Give the number of lines in the data that hold the string "price". Nothing else is needed.

>> begin

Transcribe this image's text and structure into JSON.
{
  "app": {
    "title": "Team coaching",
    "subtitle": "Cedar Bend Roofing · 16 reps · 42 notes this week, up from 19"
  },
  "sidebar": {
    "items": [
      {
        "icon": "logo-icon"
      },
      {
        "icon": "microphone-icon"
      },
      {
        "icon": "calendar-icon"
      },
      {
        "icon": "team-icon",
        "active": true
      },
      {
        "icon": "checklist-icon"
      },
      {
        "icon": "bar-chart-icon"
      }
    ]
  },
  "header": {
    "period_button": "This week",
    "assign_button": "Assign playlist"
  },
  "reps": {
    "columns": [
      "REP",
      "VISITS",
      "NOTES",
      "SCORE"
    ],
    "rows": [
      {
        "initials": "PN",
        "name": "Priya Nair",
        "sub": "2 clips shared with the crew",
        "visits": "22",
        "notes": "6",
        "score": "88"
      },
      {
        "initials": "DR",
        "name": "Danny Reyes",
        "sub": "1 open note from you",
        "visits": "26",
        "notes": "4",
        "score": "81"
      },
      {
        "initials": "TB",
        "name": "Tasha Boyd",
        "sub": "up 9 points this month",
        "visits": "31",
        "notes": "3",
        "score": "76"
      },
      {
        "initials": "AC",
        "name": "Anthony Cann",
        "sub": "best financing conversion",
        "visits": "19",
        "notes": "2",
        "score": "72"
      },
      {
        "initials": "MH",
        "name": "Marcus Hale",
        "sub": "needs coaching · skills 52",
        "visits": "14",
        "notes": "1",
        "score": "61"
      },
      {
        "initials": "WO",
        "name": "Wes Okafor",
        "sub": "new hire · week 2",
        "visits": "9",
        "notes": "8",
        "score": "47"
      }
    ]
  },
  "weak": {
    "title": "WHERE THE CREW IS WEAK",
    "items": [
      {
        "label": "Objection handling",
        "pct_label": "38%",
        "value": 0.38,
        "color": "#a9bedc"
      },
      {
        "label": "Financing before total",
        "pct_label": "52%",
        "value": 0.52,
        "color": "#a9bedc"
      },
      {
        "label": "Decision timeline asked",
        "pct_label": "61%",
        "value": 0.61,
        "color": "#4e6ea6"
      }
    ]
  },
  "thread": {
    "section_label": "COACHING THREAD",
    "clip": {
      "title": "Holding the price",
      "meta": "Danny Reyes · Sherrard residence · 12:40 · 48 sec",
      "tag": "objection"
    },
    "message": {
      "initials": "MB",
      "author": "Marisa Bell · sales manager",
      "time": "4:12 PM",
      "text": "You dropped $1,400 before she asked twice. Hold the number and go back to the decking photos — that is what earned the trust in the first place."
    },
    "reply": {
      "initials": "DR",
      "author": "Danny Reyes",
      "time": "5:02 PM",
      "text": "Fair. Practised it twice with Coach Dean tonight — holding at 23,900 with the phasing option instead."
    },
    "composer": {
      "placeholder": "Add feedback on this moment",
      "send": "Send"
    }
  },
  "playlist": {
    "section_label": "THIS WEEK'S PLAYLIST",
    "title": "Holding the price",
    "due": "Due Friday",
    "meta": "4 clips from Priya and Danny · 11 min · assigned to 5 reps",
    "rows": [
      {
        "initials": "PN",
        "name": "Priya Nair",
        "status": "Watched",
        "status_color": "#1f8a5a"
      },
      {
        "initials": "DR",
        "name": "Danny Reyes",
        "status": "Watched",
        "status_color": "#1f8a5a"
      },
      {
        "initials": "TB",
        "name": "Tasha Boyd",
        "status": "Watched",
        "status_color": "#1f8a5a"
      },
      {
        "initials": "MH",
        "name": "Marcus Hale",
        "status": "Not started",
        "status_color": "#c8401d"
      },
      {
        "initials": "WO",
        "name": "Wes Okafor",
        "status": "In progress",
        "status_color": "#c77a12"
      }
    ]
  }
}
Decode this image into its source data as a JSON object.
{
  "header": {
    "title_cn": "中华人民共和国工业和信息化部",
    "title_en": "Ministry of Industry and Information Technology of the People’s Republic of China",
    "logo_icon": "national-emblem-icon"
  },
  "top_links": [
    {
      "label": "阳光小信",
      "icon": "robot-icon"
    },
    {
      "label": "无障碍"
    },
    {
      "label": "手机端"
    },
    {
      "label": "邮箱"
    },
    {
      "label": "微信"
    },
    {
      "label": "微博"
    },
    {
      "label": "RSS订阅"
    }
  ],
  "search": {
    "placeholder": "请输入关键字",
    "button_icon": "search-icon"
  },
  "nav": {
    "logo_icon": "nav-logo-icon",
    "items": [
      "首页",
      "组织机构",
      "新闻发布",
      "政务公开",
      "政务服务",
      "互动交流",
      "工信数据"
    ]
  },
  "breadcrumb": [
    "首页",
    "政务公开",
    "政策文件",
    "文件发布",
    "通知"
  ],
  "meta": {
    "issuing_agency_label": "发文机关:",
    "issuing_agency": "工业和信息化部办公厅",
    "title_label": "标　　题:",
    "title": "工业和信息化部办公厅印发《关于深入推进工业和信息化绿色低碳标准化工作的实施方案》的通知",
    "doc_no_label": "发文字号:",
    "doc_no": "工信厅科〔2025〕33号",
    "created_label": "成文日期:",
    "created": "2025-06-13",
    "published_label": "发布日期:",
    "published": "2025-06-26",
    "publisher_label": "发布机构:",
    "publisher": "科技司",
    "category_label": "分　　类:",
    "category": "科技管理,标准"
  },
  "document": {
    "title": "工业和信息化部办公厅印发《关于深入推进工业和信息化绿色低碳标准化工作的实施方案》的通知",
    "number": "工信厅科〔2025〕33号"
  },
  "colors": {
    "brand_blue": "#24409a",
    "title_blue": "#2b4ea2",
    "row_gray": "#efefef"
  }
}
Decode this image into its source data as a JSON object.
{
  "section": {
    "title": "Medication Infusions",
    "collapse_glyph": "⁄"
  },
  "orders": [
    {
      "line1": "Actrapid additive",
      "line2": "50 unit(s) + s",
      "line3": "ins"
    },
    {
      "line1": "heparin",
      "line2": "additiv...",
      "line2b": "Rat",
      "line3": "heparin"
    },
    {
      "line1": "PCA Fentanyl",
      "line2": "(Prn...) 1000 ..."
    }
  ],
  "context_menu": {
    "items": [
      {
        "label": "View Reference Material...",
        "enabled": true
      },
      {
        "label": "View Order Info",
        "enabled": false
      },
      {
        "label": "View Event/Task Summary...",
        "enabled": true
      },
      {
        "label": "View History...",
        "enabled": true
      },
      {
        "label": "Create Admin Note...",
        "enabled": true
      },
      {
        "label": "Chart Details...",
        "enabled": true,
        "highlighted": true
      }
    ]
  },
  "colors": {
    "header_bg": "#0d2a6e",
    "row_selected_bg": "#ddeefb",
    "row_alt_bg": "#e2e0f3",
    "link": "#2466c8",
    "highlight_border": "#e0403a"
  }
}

>> end

#### Response to this exercise:
2